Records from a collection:
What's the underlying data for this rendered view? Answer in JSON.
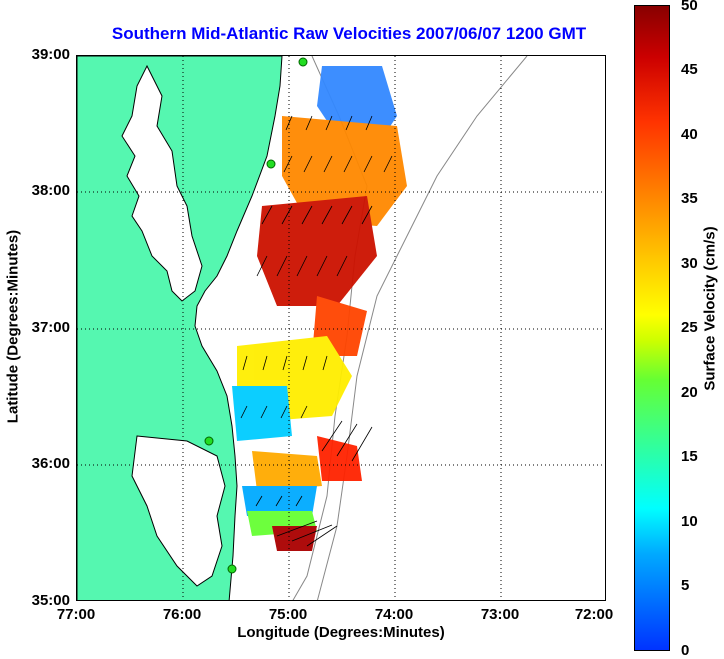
{
  "title": "Southern Mid-Atlantic Raw Velocities 2007/06/07 1200 GMT",
  "xlabel": "Longitude (Degrees:Minutes)",
  "ylabel": "Latitude (Degrees:Minutes)",
  "colorbar_label": "Surface Velocity (cm/s)",
  "x_ticks": [
    "77:00",
    "76:00",
    "75:00",
    "74:00",
    "73:00",
    "72:00"
  ],
  "y_ticks": [
    "39:00",
    "38:00",
    "37:00",
    "36:00",
    "35:00"
  ],
  "colorbar_ticks": [
    "50",
    "45",
    "40",
    "35",
    "30",
    "25",
    "20",
    "15",
    "10",
    "5",
    "0"
  ],
  "colors": {
    "land": "#55f7b0",
    "title": "#0000ff",
    "station": "#22dd22"
  },
  "chart_data": {
    "type": "heatmap",
    "title": "Southern Mid-Atlantic Raw Velocities 2007/06/07 1200 GMT",
    "xlabel": "Longitude (Degrees:Minutes)",
    "ylabel": "Latitude (Degrees:Minutes)",
    "colorbar_label": "Surface Velocity (cm/s)",
    "colorbar_range": [
      0,
      50
    ],
    "x_range_deg_west": [
      77,
      72
    ],
    "y_range_deg_north": [
      35,
      39
    ],
    "grid": true
  }
}
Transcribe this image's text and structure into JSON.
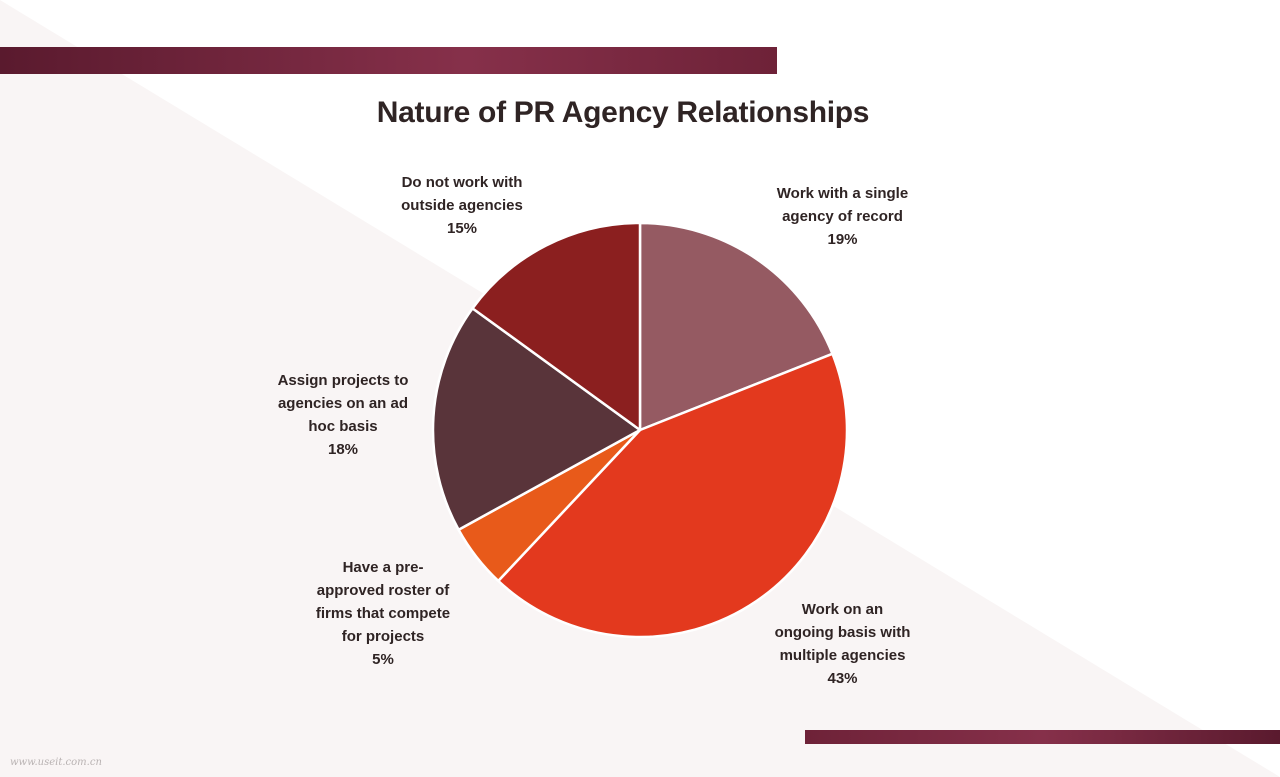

> STATED GOAL:
Write out every line of the data that holds the word "this".

> WRITTEN ANSWER:
What's the underlying data for this rendered view? Answer in JSON.
Transcribe this image's text and structure into JSON.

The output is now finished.